__EXERCISE DIRECTIONS__
Every entry that follows should be repeated exactly; drop the images.

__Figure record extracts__
• • •
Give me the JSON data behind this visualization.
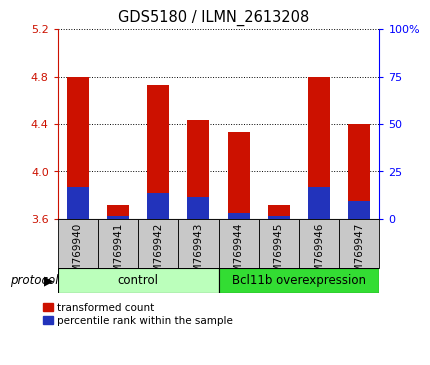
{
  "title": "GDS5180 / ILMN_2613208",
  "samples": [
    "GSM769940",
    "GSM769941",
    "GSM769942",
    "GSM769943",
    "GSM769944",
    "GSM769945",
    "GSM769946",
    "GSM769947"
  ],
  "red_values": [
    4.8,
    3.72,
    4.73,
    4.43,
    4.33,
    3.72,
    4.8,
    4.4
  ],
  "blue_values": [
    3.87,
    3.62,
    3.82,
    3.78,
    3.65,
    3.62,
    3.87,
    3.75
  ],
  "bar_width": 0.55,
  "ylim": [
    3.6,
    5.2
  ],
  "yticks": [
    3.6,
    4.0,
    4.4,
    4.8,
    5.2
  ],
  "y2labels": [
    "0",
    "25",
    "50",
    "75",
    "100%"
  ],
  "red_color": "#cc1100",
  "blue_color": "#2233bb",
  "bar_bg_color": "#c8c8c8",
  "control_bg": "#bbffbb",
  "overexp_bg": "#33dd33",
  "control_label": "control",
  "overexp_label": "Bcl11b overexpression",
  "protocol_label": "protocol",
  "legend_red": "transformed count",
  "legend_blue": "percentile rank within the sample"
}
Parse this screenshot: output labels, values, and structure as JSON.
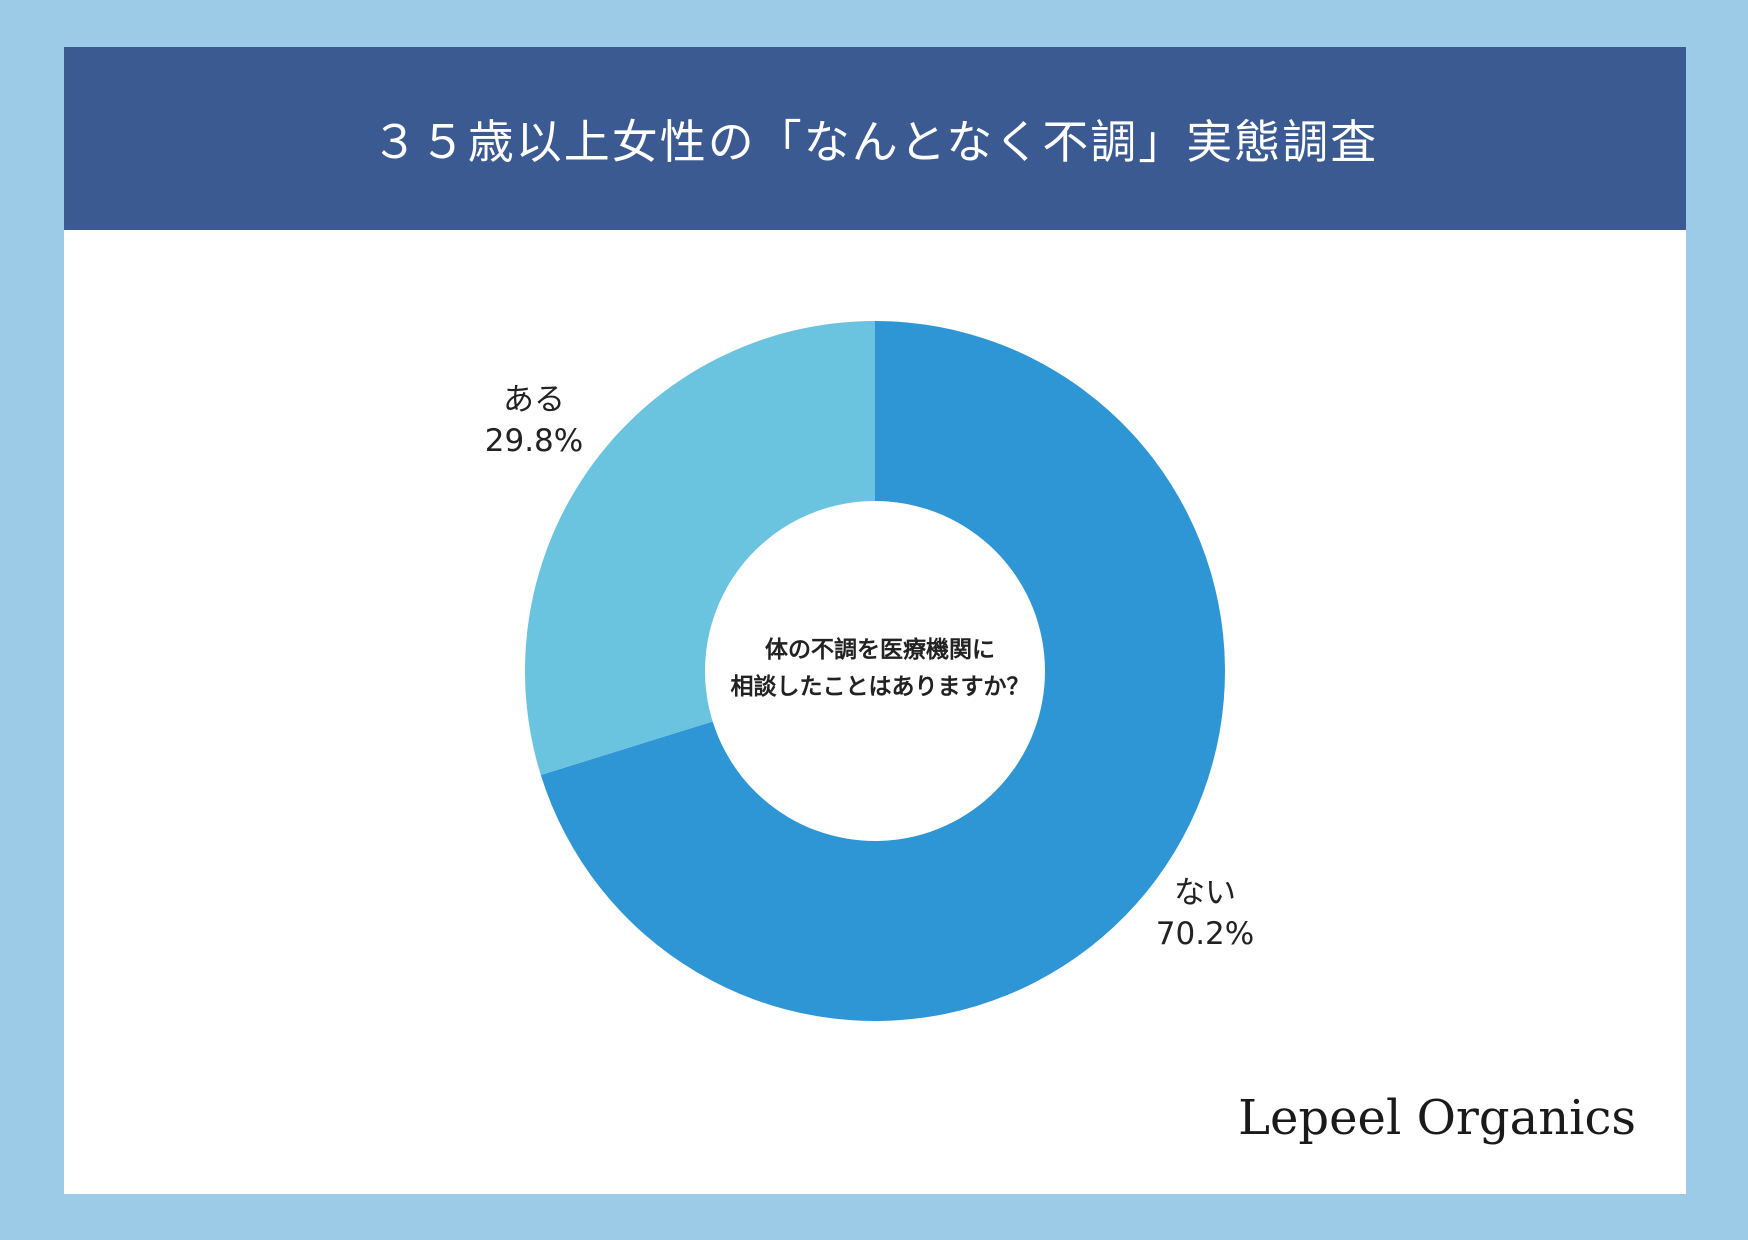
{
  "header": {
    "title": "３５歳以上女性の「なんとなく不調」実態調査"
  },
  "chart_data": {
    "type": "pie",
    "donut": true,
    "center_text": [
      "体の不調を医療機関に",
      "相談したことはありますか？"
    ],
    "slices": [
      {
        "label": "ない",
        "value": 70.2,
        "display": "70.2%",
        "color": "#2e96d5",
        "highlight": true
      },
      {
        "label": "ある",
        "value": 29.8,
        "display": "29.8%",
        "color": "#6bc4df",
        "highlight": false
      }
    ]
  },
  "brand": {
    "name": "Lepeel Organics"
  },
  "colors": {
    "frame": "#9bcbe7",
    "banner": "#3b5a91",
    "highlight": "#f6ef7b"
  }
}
• • •
__RESULT FOR THIS TASK__
Give me the JSON data behind this visualization.
{
  "title": "GDS5180 / ILMN_2613208",
  "samples": [
    "GSM769940",
    "GSM769941",
    "GSM769942",
    "GSM769943",
    "GSM769944",
    "GSM769945",
    "GSM769946",
    "GSM769947"
  ],
  "red_values": [
    4.8,
    3.72,
    4.73,
    4.43,
    4.33,
    3.72,
    4.8,
    4.4
  ],
  "blue_values": [
    3.87,
    3.62,
    3.82,
    3.78,
    3.65,
    3.62,
    3.87,
    3.75
  ],
  "bar_width": 0.55,
  "ylim": [
    3.6,
    5.2
  ],
  "yticks": [
    3.6,
    4.0,
    4.4,
    4.8,
    5.2
  ],
  "y2labels": [
    "0",
    "25",
    "50",
    "75",
    "100%"
  ],
  "red_color": "#cc1100",
  "blue_color": "#2233bb",
  "bar_bg_color": "#c8c8c8",
  "control_bg": "#bbffbb",
  "overexp_bg": "#33dd33",
  "control_label": "control",
  "overexp_label": "Bcl11b overexpression",
  "protocol_label": "protocol",
  "legend_red": "transformed count",
  "legend_blue": "percentile rank within the sample"
}
Parse this screenshot: output labels, values, and structure as JSON.
{
  "header": {
    "title": "３５歳以上女性の「なんとなく不調」実態調査"
  },
  "chart_data": {
    "type": "pie",
    "donut": true,
    "center_text": [
      "体の不調を医療機関に",
      "相談したことはありますか？"
    ],
    "slices": [
      {
        "label": "ない",
        "value": 70.2,
        "display": "70.2%",
        "color": "#2e96d5",
        "highlight": true
      },
      {
        "label": "ある",
        "value": 29.8,
        "display": "29.8%",
        "color": "#6bc4df",
        "highlight": false
      }
    ]
  },
  "brand": {
    "name": "Lepeel Organics"
  },
  "colors": {
    "frame": "#9bcbe7",
    "banner": "#3b5a91",
    "highlight": "#f6ef7b"
  }
}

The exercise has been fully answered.